▶ _Directive_
Lines from the one containing "Output a JSON" through the end of the data are to be returned exactly, and no others.

▶ _Recorded data_
# # # # # # #

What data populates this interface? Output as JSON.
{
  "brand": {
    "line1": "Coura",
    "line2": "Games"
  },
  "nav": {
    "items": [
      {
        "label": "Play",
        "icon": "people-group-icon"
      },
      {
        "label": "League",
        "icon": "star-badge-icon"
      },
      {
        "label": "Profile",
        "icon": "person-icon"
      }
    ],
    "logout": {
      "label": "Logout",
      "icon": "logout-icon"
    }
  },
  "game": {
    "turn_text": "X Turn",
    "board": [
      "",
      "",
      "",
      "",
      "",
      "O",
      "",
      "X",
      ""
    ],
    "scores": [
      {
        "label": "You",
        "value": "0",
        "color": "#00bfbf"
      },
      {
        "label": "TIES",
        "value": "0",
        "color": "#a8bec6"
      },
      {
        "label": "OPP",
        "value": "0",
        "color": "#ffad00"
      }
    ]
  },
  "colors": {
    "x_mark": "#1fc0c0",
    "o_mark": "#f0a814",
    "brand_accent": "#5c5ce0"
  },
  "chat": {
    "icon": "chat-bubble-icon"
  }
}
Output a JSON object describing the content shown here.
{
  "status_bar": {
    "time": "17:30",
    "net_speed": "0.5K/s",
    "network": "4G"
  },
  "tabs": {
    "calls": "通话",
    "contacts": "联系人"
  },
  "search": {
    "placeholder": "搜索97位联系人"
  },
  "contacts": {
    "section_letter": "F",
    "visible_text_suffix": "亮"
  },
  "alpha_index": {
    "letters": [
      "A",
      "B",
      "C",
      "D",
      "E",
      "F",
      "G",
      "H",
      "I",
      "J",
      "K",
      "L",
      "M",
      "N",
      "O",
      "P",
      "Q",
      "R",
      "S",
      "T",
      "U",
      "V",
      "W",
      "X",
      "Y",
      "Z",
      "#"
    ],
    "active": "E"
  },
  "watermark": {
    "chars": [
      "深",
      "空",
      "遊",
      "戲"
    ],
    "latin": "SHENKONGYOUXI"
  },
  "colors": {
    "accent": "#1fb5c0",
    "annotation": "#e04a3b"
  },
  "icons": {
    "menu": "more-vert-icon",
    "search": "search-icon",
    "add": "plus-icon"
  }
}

# # # # # # #

▶ _The solution_
Output a JSON object describing the content shown here.
{
  "status_bar": {
    "time": "17:30",
    "net_speed": "0.5K/s",
    "network": "4G"
  },
  "tabs": {
    "calls": "通话",
    "contacts": "联系人"
  },
  "search": {
    "placeholder": "搜索97位联系人"
  },
  "contacts": {
    "section_letter": "F",
    "visible_text_suffix": "亮"
  },
  "alpha_index": {
    "letters": [
      "A",
      "B",
      "C",
      "D",
      "E",
      "F",
      "G",
      "H",
      "I",
      "J",
      "K",
      "L",
      "M",
      "N",
      "O",
      "P",
      "Q",
      "R",
      "S",
      "T",
      "U",
      "V",
      "W",
      "X",
      "Y",
      "Z",
      "#"
    ],
    "active": "E"
  },
  "watermark": {
    "chars": [
      "深",
      "空",
      "遊",
      "戲"
    ],
    "latin": "SHENKONGYOUXI"
  },
  "colors": {
    "accent": "#1fb5c0",
    "annotation": "#e04a3b"
  },
  "icons": {
    "menu": "more-vert-icon",
    "search": "search-icon",
    "add": "plus-icon"
  }
}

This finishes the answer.